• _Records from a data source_

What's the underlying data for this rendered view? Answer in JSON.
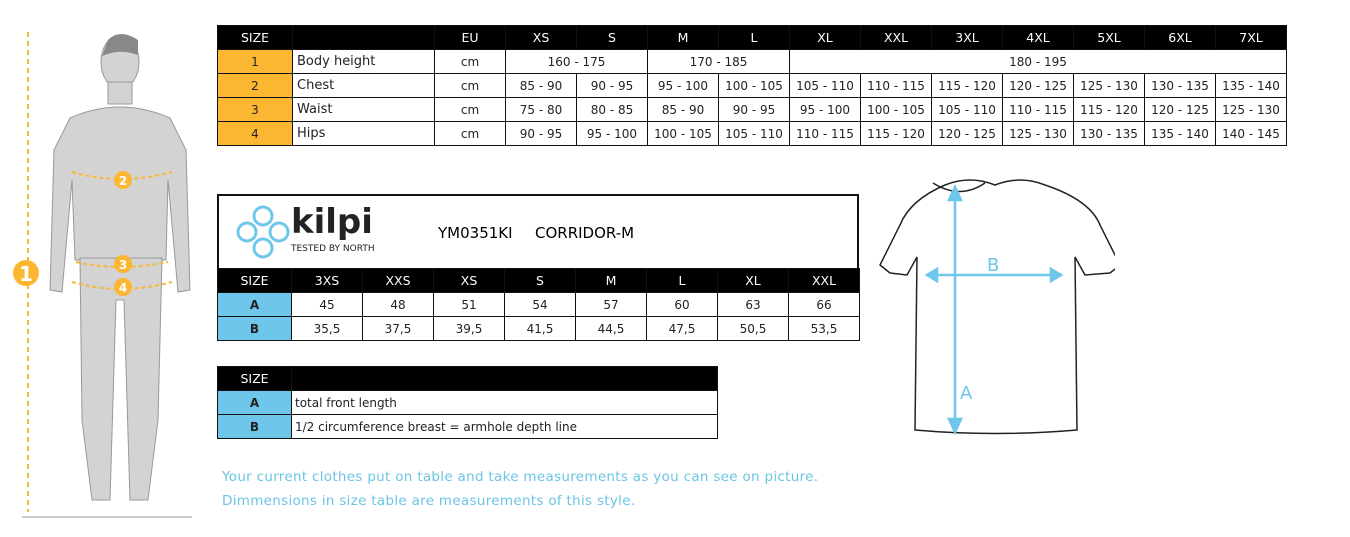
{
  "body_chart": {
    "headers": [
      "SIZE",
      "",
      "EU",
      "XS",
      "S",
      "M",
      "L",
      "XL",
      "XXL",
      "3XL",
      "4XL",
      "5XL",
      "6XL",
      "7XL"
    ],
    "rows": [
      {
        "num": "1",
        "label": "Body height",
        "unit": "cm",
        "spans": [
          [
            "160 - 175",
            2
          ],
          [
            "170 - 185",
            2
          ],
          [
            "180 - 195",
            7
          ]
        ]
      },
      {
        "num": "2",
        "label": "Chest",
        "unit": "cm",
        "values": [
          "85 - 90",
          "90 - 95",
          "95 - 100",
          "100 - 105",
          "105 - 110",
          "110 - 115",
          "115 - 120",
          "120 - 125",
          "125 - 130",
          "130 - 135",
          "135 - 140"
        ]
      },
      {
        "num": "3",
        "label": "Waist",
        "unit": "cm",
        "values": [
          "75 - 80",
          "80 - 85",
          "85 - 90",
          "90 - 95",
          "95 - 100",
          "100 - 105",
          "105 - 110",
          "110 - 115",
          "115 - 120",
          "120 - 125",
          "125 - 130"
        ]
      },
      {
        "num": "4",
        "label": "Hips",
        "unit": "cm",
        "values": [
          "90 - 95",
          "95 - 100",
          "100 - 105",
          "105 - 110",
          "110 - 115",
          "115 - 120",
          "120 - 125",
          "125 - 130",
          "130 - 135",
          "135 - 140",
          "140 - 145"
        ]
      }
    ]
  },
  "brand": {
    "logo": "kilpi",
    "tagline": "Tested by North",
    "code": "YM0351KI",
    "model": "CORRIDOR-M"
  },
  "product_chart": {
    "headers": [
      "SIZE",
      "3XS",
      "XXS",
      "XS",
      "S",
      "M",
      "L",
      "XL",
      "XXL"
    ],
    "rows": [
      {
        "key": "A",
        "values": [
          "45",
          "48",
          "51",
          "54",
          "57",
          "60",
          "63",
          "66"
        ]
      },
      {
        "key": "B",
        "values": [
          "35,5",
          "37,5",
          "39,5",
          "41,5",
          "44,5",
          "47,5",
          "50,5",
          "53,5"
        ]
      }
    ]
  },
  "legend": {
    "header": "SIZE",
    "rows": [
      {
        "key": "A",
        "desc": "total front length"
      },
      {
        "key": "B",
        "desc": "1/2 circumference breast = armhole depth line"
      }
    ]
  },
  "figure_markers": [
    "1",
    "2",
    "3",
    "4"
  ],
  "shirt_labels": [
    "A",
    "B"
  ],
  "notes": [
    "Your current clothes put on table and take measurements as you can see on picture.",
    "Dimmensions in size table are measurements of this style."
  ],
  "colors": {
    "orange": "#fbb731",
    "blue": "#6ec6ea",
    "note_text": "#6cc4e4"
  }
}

==

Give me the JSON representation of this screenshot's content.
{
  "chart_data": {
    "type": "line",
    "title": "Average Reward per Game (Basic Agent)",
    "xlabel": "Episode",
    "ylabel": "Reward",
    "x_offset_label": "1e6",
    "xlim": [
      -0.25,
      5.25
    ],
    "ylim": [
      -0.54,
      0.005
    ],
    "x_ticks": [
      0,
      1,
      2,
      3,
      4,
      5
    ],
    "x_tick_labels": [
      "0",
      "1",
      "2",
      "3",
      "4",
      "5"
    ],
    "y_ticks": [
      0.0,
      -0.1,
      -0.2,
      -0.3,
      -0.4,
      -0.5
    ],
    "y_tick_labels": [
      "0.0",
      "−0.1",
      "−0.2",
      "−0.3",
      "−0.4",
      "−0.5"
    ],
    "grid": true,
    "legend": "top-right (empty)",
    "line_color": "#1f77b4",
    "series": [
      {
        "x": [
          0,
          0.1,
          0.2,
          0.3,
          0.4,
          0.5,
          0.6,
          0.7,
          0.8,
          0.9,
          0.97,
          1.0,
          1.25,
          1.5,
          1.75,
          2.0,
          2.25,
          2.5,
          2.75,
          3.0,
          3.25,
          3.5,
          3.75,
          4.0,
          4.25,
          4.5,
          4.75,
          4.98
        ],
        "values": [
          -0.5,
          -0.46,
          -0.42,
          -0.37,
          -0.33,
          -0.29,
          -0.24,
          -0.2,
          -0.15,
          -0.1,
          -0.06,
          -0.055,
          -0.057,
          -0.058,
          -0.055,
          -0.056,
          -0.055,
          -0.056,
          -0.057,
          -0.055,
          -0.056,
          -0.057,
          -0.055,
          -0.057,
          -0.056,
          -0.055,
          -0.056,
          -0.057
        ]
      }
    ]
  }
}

• _PROBLEM DESCRIPTION_
Count every line bearing the word "table"; report the total only.

• _WORKED ANSWER_
2